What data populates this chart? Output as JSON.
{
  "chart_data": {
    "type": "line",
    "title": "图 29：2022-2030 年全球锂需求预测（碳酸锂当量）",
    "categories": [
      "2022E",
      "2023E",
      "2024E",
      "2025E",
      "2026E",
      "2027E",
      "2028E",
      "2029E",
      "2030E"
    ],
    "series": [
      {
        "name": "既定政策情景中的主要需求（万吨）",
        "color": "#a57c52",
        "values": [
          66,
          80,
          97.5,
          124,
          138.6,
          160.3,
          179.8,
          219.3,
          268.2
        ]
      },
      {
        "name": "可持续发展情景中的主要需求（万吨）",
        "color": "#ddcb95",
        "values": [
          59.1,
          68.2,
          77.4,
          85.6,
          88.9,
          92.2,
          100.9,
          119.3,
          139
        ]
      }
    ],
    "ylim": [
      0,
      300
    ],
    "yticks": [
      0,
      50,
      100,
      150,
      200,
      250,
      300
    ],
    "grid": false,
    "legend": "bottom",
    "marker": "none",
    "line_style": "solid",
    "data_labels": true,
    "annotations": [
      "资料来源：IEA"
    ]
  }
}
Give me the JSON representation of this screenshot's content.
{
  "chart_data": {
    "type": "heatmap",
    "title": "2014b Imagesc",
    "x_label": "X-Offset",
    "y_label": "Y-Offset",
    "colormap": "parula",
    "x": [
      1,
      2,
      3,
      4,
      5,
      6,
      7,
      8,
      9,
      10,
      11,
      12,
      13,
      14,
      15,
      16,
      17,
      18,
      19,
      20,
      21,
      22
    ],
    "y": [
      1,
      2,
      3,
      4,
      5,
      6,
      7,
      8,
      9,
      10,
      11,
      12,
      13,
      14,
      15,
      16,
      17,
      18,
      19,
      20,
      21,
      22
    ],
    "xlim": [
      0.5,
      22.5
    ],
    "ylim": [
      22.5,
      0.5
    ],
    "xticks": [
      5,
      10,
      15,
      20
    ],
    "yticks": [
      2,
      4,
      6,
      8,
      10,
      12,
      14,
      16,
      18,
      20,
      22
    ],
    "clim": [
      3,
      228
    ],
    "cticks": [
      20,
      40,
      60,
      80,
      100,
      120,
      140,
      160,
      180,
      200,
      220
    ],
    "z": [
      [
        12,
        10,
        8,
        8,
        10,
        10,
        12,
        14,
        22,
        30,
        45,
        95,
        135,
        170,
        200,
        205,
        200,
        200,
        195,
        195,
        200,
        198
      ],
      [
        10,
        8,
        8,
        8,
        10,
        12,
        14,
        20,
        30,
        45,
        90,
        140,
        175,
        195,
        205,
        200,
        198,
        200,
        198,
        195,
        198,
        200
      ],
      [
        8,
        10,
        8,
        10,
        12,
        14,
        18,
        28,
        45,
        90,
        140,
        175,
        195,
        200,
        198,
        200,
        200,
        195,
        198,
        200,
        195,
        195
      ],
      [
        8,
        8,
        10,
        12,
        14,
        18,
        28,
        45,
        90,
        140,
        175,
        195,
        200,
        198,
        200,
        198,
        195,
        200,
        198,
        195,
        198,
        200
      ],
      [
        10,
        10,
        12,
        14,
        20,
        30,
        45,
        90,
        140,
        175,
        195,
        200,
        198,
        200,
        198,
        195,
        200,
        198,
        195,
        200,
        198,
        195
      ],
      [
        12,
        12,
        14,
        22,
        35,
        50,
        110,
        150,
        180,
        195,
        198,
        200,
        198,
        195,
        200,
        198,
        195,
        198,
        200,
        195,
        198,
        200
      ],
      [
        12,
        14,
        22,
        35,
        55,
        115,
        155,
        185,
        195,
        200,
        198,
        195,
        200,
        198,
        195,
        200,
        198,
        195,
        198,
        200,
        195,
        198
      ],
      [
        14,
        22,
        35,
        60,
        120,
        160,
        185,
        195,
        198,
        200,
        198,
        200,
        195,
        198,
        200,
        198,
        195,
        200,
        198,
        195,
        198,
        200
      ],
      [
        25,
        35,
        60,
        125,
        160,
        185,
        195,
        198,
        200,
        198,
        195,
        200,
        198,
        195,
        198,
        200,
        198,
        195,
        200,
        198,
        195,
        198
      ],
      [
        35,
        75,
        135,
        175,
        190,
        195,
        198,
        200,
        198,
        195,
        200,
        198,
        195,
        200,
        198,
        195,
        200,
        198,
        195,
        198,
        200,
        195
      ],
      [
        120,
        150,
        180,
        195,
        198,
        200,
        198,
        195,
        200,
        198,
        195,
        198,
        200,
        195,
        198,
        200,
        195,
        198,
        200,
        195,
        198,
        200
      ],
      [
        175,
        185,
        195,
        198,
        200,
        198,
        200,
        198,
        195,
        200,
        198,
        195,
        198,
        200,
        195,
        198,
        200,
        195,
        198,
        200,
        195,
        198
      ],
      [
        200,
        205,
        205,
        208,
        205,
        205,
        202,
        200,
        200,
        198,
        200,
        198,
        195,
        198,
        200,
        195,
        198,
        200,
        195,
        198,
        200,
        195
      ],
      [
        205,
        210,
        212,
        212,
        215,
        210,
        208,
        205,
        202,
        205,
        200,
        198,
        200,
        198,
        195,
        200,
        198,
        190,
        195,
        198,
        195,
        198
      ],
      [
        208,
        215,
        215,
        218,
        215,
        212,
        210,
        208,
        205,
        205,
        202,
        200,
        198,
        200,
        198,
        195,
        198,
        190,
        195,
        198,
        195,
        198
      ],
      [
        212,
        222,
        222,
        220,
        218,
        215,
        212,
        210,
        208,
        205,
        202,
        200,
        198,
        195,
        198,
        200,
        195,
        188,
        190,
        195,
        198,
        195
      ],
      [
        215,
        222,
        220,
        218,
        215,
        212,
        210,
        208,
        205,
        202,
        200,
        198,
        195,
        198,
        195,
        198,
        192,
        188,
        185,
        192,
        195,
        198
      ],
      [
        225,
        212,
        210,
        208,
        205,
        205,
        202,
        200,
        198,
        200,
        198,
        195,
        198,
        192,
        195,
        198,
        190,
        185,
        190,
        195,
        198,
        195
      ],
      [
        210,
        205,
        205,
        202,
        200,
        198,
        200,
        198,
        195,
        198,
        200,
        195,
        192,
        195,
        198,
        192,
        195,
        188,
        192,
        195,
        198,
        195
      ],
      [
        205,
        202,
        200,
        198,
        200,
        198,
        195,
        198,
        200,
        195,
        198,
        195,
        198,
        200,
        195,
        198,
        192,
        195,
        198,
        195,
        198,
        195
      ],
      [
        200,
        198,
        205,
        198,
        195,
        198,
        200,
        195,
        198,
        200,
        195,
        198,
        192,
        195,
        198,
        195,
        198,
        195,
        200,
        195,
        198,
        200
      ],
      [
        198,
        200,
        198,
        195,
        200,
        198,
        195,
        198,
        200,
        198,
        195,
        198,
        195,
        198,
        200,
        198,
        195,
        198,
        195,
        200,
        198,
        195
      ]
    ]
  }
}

* **Job**: From the data above, extract every line in its exact form.

* **Answer to this task**:
What data populates this chart? Output as JSON.
{
  "chart_data": {
    "type": "line",
    "title": "图 29：2022-2030 年全球锂需求预测（碳酸锂当量）",
    "categories": [
      "2022E",
      "2023E",
      "2024E",
      "2025E",
      "2026E",
      "2027E",
      "2028E",
      "2029E",
      "2030E"
    ],
    "series": [
      {
        "name": "既定政策情景中的主要需求（万吨）",
        "color": "#a57c52",
        "values": [
          66,
          80,
          97.5,
          124,
          138.6,
          160.3,
          179.8,
          219.3,
          268.2
        ]
      },
      {
        "name": "可持续发展情景中的主要需求（万吨）",
        "color": "#ddcb95",
        "values": [
          59.1,
          68.2,
          77.4,
          85.6,
          88.9,
          92.2,
          100.9,
          119.3,
          139
        ]
      }
    ],
    "ylim": [
      0,
      300
    ],
    "yticks": [
      0,
      50,
      100,
      150,
      200,
      250,
      300
    ],
    "grid": false,
    "legend": "bottom",
    "marker": "none",
    "line_style": "solid",
    "data_labels": true,
    "annotations": [
      "资料来源：IEA"
    ]
  }
}
Give me the JSON representation of this screenshot's content.
{
  "chart_data": {
    "type": "heatmap",
    "title": "2014b Imagesc",
    "x_label": "X-Offset",
    "y_label": "Y-Offset",
    "colormap": "parula",
    "x": [
      1,
      2,
      3,
      4,
      5,
      6,
      7,
      8,
      9,
      10,
      11,
      12,
      13,
      14,
      15,
      16,
      17,
      18,
      19,
      20,
      21,
      22
    ],
    "y": [
      1,
      2,
      3,
      4,
      5,
      6,
      7,
      8,
      9,
      10,
      11,
      12,
      13,
      14,
      15,
      16,
      17,
      18,
      19,
      20,
      21,
      22
    ],
    "xlim": [
      0.5,
      22.5
    ],
    "ylim": [
      22.5,
      0.5
    ],
    "xticks": [
      5,
      10,
      15,
      20
    ],
    "yticks": [
      2,
      4,
      6,
      8,
      10,
      12,
      14,
      16,
      18,
      20,
      22
    ],
    "clim": [
      3,
      228
    ],
    "cticks": [
      20,
      40,
      60,
      80,
      100,
      120,
      140,
      160,
      180,
      200,
      220
    ],
    "z": [
      [
        12,
        10,
        8,
        8,
        10,
        10,
        12,
        14,
        22,
        30,
        45,
        95,
        135,
        170,
        200,
        205,
        200,
        200,
        195,
        195,
        200,
        198
      ],
      [
        10,
        8,
        8,
        8,
        10,
        12,
        14,
        20,
        30,
        45,
        90,
        140,
        175,
        195,
        205,
        200,
        198,
        200,
        198,
        195,
        198,
        200
      ],
      [
        8,
        10,
        8,
        10,
        12,
        14,
        18,
        28,
        45,
        90,
        140,
        175,
        195,
        200,
        198,
        200,
        200,
        195,
        198,
        200,
        195,
        195
      ],
      [
        8,
        8,
        10,
        12,
        14,
        18,
        28,
        45,
        90,
        140,
        175,
        195,
        200,
        198,
        200,
        198,
        195,
        200,
        198,
        195,
        198,
        200
      ],
      [
        10,
        10,
        12,
        14,
        20,
        30,
        45,
        90,
        140,
        175,
        195,
        200,
        198,
        200,
        198,
        195,
        200,
        198,
        195,
        200,
        198,
        195
      ],
      [
        12,
        12,
        14,
        22,
        35,
        50,
        110,
        150,
        180,
        195,
        198,
        200,
        198,
        195,
        200,
        198,
        195,
        198,
        200,
        195,
        198,
        200
      ],
      [
        12,
        14,
        22,
        35,
        55,
        115,
        155,
        185,
        195,
        200,
        198,
        195,
        200,
        198,
        195,
        200,
        198,
        195,
        198,
        200,
        195,
        198
      ],
      [
        14,
        22,
        35,
        60,
        120,
        160,
        185,
        195,
        198,
        200,
        198,
        200,
        195,
        198,
        200,
        198,
        195,
        200,
        198,
        195,
        198,
        200
      ],
      [
        25,
        35,
        60,
        125,
        160,
        185,
        195,
        198,
        200,
        198,
        195,
        200,
        198,
        195,
        198,
        200,
        198,
        195,
        200,
        198,
        195,
        198
      ],
      [
        35,
        75,
        135,
        175,
        190,
        195,
        198,
        200,
        198,
        195,
        200,
        198,
        195,
        200,
        198,
        195,
        200,
        198,
        195,
        198,
        200,
        195
      ],
      [
        120,
        150,
        180,
        195,
        198,
        200,
        198,
        195,
        200,
        198,
        195,
        198,
        200,
        195,
        198,
        200,
        195,
        198,
        200,
        195,
        198,
        200
      ],
      [
        175,
        185,
        195,
        198,
        200,
        198,
        200,
        198,
        195,
        200,
        198,
        195,
        198,
        200,
        195,
        198,
        200,
        195,
        198,
        200,
        195,
        198
      ],
      [
        200,
        205,
        205,
        208,
        205,
        205,
        202,
        200,
        200,
        198,
        200,
        198,
        195,
        198,
        200,
        195,
        198,
        200,
        195,
        198,
        200,
        195
      ],
      [
        205,
        210,
        212,
        212,
        215,
        210,
        208,
        205,
        202,
        205,
        200,
        198,
        200,
        198,
        195,
        200,
        198,
        190,
        195,
        198,
        195,
        198
      ],
      [
        208,
        215,
        215,
        218,
        215,
        212,
        210,
        208,
        205,
        205,
        202,
        200,
        198,
        200,
        198,
        195,
        198,
        190,
        195,
        198,
        195,
        198
      ],
      [
        212,
        222,
        222,
        220,
        218,
        215,
        212,
        210,
        208,
        205,
        202,
        200,
        198,
        195,
        198,
        200,
        195,
        188,
        190,
        195,
        198,
        195
      ],
      [
        215,
        222,
        220,
        218,
        215,
        212,
        210,
        208,
        205,
        202,
        200,
        198,
        195,
        198,
        195,
        198,
        192,
        188,
        185,
        192,
        195,
        198
      ],
      [
        225,
        212,
        210,
        208,
        205,
        205,
        202,
        200,
        198,
        200,
        198,
        195,
        198,
        192,
        195,
        198,
        190,
        185,
        190,
        195,
        198,
        195
      ],
      [
        210,
        205,
        205,
        202,
        200,
        198,
        200,
        198,
        195,
        198,
        200,
        195,
        192,
        195,
        198,
        192,
        195,
        188,
        192,
        195,
        198,
        195
      ],
      [
        205,
        202,
        200,
        198,
        200,
        198,
        195,
        198,
        200,
        195,
        198,
        195,
        198,
        200,
        195,
        198,
        192,
        195,
        198,
        195,
        198,
        195
      ],
      [
        200,
        198,
        205,
        198,
        195,
        198,
        200,
        195,
        198,
        200,
        195,
        198,
        192,
        195,
        198,
        195,
        198,
        195,
        200,
        195,
        198,
        200
      ],
      [
        198,
        200,
        198,
        195,
        200,
        198,
        195,
        198,
        200,
        198,
        195,
        198,
        195,
        198,
        200,
        198,
        195,
        198,
        195,
        200,
        198,
        195
      ]
    ]
  }
}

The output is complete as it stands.